Word for word, set down the records and skip each picture.
# # # # #
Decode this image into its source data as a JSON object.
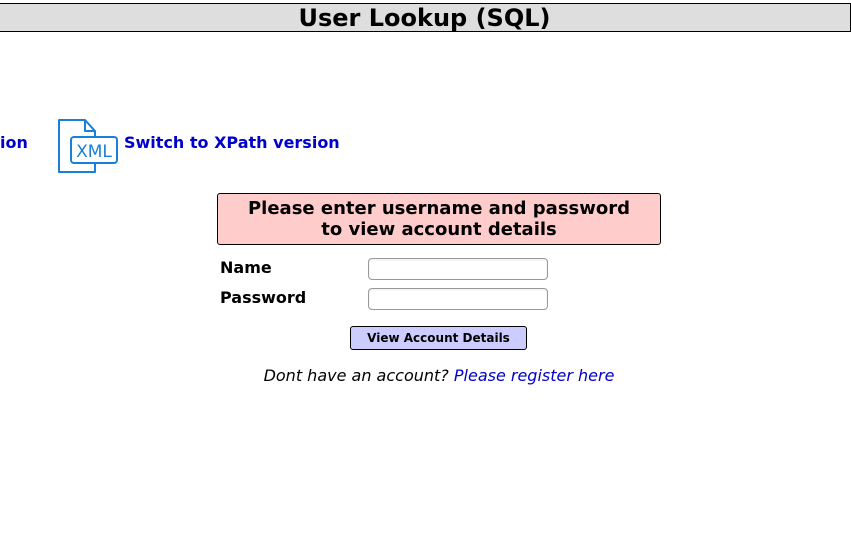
{
  "header": {
    "title": "User Lookup (SQL)"
  },
  "switch_links": {
    "left_partial_label": "ion",
    "xml_icon_text": "XML",
    "xpath_label": "Switch to XPath version"
  },
  "message": {
    "line1": "Please enter username and password",
    "line2": "to view account details"
  },
  "form": {
    "name_label": "Name",
    "name_value": "",
    "password_label": "Password",
    "password_value": "",
    "submit_label": "View Account Details"
  },
  "register": {
    "prompt": "Dont have an account?",
    "link_label": "Please register here"
  },
  "colors": {
    "title_bar": "#dedede",
    "message_bg": "#ffcccc",
    "button_bg": "#ccccff",
    "link": "#0000cc",
    "icon": "#1a7fd6"
  }
}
# # # # #
■ **TASK RESPONSE**:
Decode this image into its source data as a JSON object.
{
  "header": {
    "title": "User Lookup (SQL)"
  },
  "switch_links": {
    "left_partial_label": "ion",
    "xml_icon_text": "XML",
    "xpath_label": "Switch to XPath version"
  },
  "message": {
    "line1": "Please enter username and password",
    "line2": "to view account details"
  },
  "form": {
    "name_label": "Name",
    "name_value": "",
    "password_label": "Password",
    "password_value": "",
    "submit_label": "View Account Details"
  },
  "register": {
    "prompt": "Dont have an account?",
    "link_label": "Please register here"
  },
  "colors": {
    "title_bar": "#dedede",
    "message_bg": "#ffcccc",
    "button_bg": "#ccccff",
    "link": "#0000cc",
    "icon": "#1a7fd6"
  }
}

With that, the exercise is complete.